---------- Extracted records

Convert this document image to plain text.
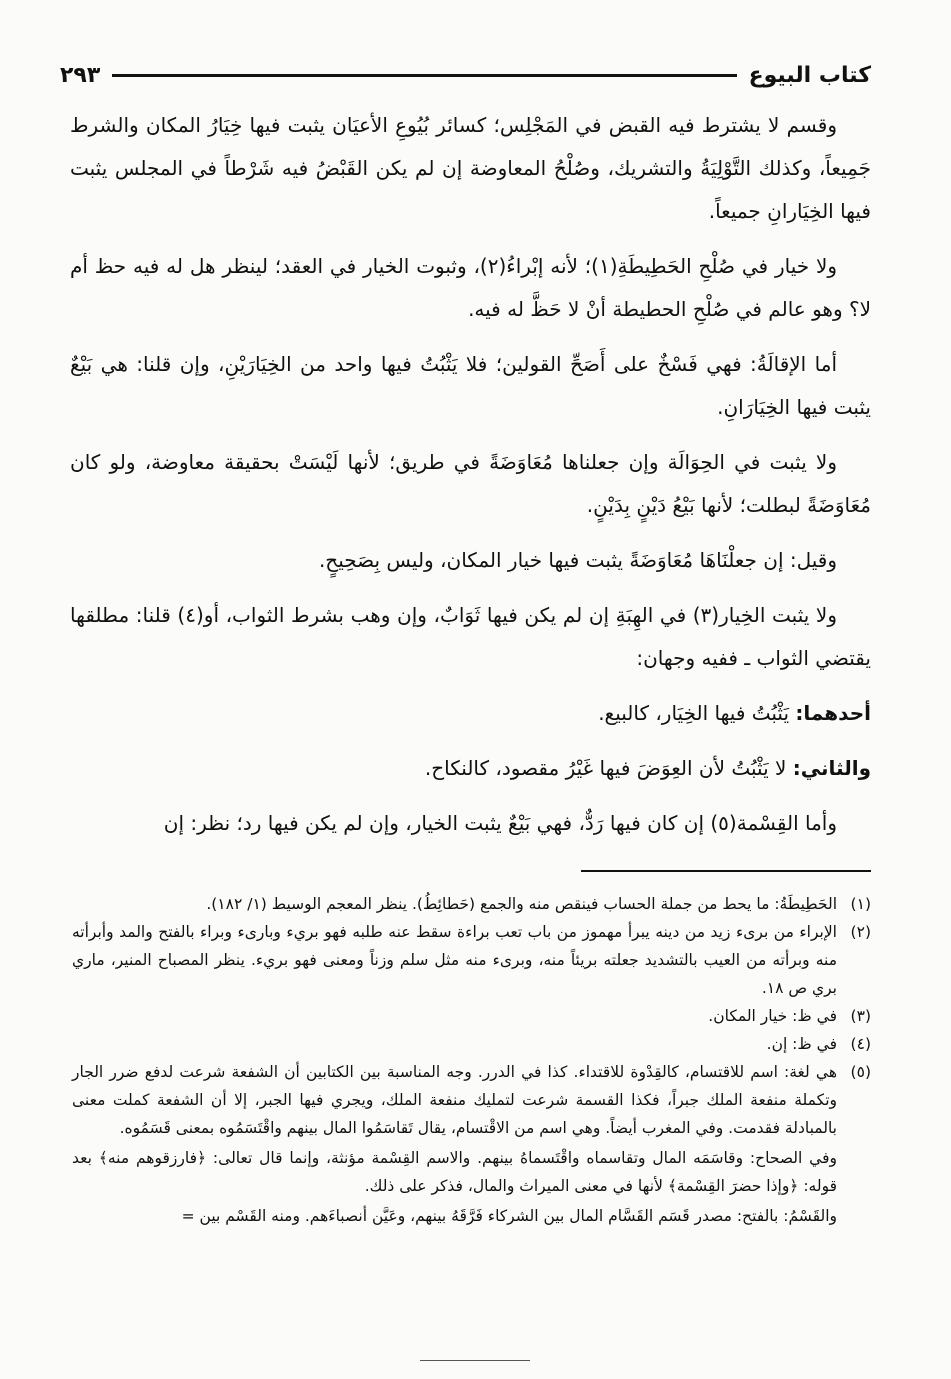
كتاب البيوع
٢٩٣

وقسم لا يشترط فيه القبض في المَجْلِس؛ كسائر بُيُوعِ الأعيَان يثبت فيها خِيَارُ المكان والشرط جَمِيعاً، وكذلك التَّوْلِيَةُ والتشريك، وصُلْحُ المعاوضة إن لم يكن القَبْضُ فيه شَرْطاً في المجلس يثبت فيها الخِيَارانِ جميعاً.

ولا خيار في صُلْحِ الحَطِيطَةِ(١)؛ لأنه إبْراءُ(٢)، وثبوت الخيار في العقد؛ لينظر هل له فيه حظ أم لا؟ وهو عالم في صُلْحِ الحطيطة أنْ لا حَظَّ له فيه.

أما الإقالَةُ: فهي فَسْخٌ على أَصَحِّ القولين؛ فلا يَثْبُتُ فيها واحد من الخِيَارَيْنِ، وإن قلنا: هي بَيْعٌ يثبت فيها الخِيَارَانِ.

ولا يثبت في الحِوَالَة وإن جعلناها مُعَاوَضَةً في طريق؛ لأنها لَيْسَتْ بحقيقة معاوضة، ولو كان مُعَاوَضَةً لبطلت؛ لأنها بَيْعُ دَيْنٍ بِدَيْنٍ.

وقيل: إن جعلْنَاهَا مُعَاوَضَةً يثبت فيها خيار المكان، وليس بِصَحِيحٍ.

ولا يثبت الخِيار(٣) في الهِبَةِ إن لم يكن فيها ثَوَابٌ، وإن وهب بشرط الثواب، أو(٤) قلنا: مطلقها يقتضي الثواب ـ ففيه وجهان:

أحدهما: يَثْبُتُ فيها الخِيَار، كالبيع.

والثاني: لا يَثْبُتُ لأن العِوَضَ فيها غَيْرُ مقصود، كالنكاح.

وأما القِسْمة(٥) إن كان فيها رَدٌّ، فهي بَيْعٌ يثبت الخيار، وإن لم يكن فيها رد؛ نظر: إن

(١)
الحَطِيطَةُ: ما يحط من جملة الحساب فينقص منه والجمع (حَطائِطُ). ينظر المعجم الوسيط (١/ ١٨٢).
(٢)
الإبراء من برىء زيد من دينه يبرأ مهموز من باب تعب براءة سقط عنه طلبه فهو بريء وبارىء وبراء بالفتح والمد وأبرأته منه وبرأته من العيب بالتشديد جعلته بريئاً منه، وبرىء منه مثل سلم وزناً ومعنى فهو بريء. ينظر المصباح المنير، ماري بري ص ١٨.
(٣)
في ظ: خيار المكان.
(٤)
في ظ: إن.
(٥)
هي لغة: اسم للاقتسام، كالقِدْوة للاقتداء. كذا في الدرر. وجه المناسبة بين الكتابين أن الشفعة شرعت لدفع ضرر الجار وتكملة منفعة الملك جبراً، فكذا القسمة شرعت لتمليك منفعة الملك، ويجري فيها الجبر، إلا أن الشفعة كملت معنى بالمبادلة فقدمت. وفي المغرب أيضاً. وهي اسم من الاقْتسام، يقال تَقاسَمُوا المال بينهم واقْتَسَمُوه بمعنى قَسَمُوه.
وفي الصحاح: وقاسَمَه المال وتقاسماه واقْتَسماهُ بينهم. والاسم القِسْمة مؤنثة، وإنما قال تعالى: ﴿فارزقوهم منه﴾ بعد قوله: ﴿وإذا حضرَ القِسْمة﴾ لأنها في معنى الميراث والمال، فذكر على ذلك.
والقَسْمُ: بالفتح: مصدر قَسَم القَسَّام المال بين الشركاء فَرَّقَهُ بينهم، وعَيَّن أنصباءَهم. ومنه القَسْم بين =
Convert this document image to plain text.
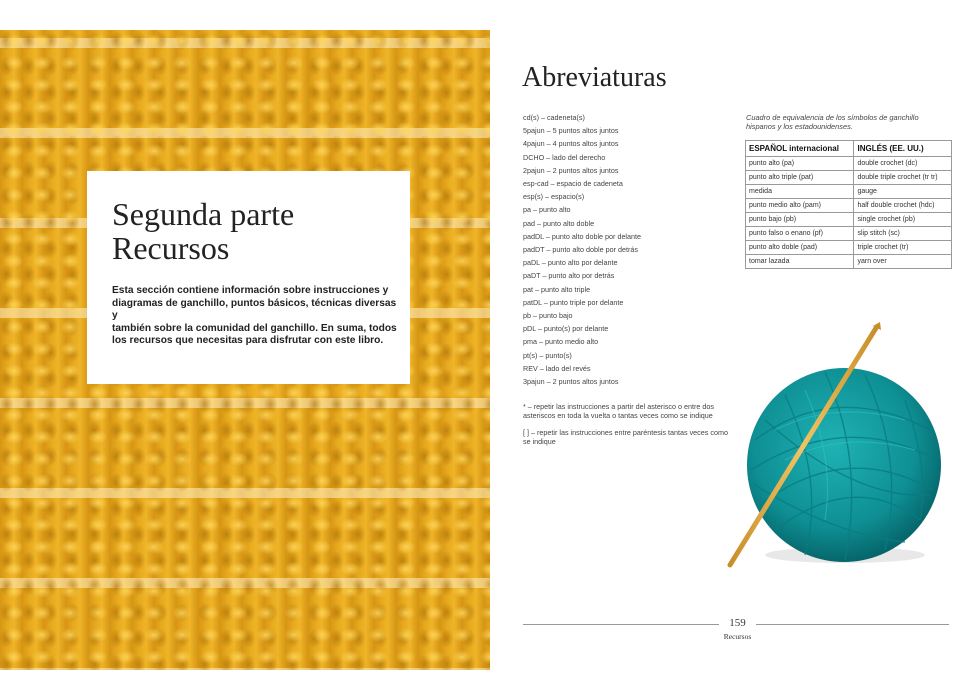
Segunda parte
Recursos

Esta sección contiene información sobre instrucciones y
diagramas de ganchillo, puntos básicos, técnicas diversas y
también sobre la comunidad del ganchillo. En suma, todos
los recursos que necesitas para disfrutar con este libro.

Abreviaturas
cd(s) – cadeneta(s)
5pajun – 5 puntos altos juntos
4pajun – 4 puntos altos juntos
DCHO – lado del derecho
2pajun – 2 puntos altos juntos
esp-cad – espacio de cadeneta
esp(s) – espacio(s)
pa – punto alto
pad – punto alto doble
padDL – punto alto doble por delante
padDT – punto alto doble por detrás
paDL – punto alto por delante
paDT – punto alto por detrás
pat – punto alto triple
patDL – punto triple por delante
pb – punto bajo
pDL – punto(s) por delante
pma – punto medio alto
pt(s) – punto(s)
REV – lado del revés
3pajun – 2 puntos altos juntos

* – repetir las instrucciones a partir del asterisco o entre dos asteriscos en toda la vuelta o tantas veces como se indique

[ ] – repetir las instrucciones entre paréntesis tantas veces como se indique

Cuadro de equivalencia de los símbolos de ganchillo hispanos y los estadounidenses.

ESPAÑOL internacional	INGLÉS (EE. UU.)
punto alto (pa)	double crochet (dc)
punto alto triple (pat)	double triple crochet (tr tr)
medida	gauge
punto medio alto (pam)	half double crochet (hdc)
punto bajo (pb)	single crochet (pb)
punto falso o enano (pf)	slip stitch (sc)
punto alto doble (pad)	triple crochet (tr)
tomar lazada	yarn over
159
Recursos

--------------------

### Task to carry out:
Copy every line in the listing above where the string "قلنا" turns up.

### Task result:
أما الإقالَةُ: فهي فَسْخٌ على أَصَحِّ القولين؛ فلا يَثْبُتُ فيها واحد من الخِيَارَيْنِ، وإن قلنا: هي بَيْعٌ يثبت فيها الخِيَارَانِ.
ولا يثبت الخِيار(٣) في الهِبَةِ إن لم يكن فيها ثَوَابٌ، وإن وهب بشرط الثواب، أو(٤) قلنا: مطلقها يقتضي الثواب ـ ففيه وجهان:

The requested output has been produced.